(Dataset items)
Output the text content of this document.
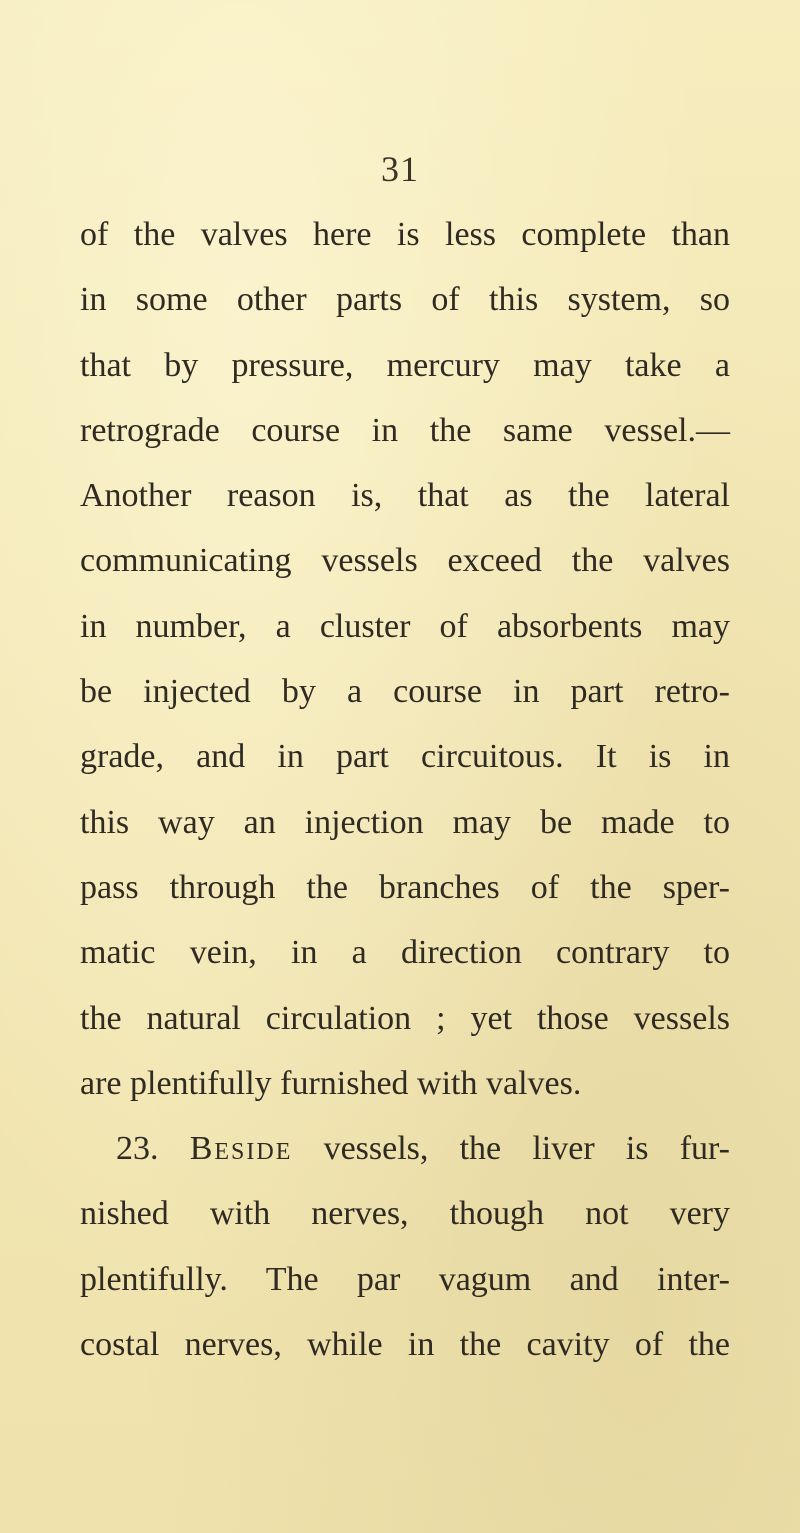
31
of the valves here is less complete than
in some other parts of this system, so
that by pressure, mercury may take a
retrograde course in the same vessel.—
Another reason is, that as the lateral
communicating vessels exceed the valves
in number, a cluster of absorbents may
be injected by a course in part retro-
grade, and in part circuitous. It is in
this way an injection may be made to
pass through the branches of the sper-
matic vein, in a direction contrary to
the natural circulation ; yet those vessels
are plentifully furnished with valves.
23. Beside vessels, the liver is fur-
nished with nerves, though not very
plentifully. The par vagum and inter-
costal nerves, while in the cavity of the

▸ **Exercise aim**
Skip every picture and transcribe the data above exactly.

▸ **Result**
Output the text content of this document.
31
of the valves here is less complete than
in some other parts of this system, so
that by pressure, mercury may take a
retrograde course in the same vessel.—
Another reason is, that as the lateral
communicating vessels exceed the valves
in number, a cluster of absorbents may
be injected by a course in part retro-
grade, and in part circuitous. It is in
this way an injection may be made to
pass through the branches of the sper-
matic vein, in a direction contrary to
the natural circulation ; yet those vessels
are plentifully furnished with valves.
23. Beside vessels, the liver is fur-
nished with nerves, though not very
plentifully. The par vagum and inter-
costal nerves, while in the cavity of the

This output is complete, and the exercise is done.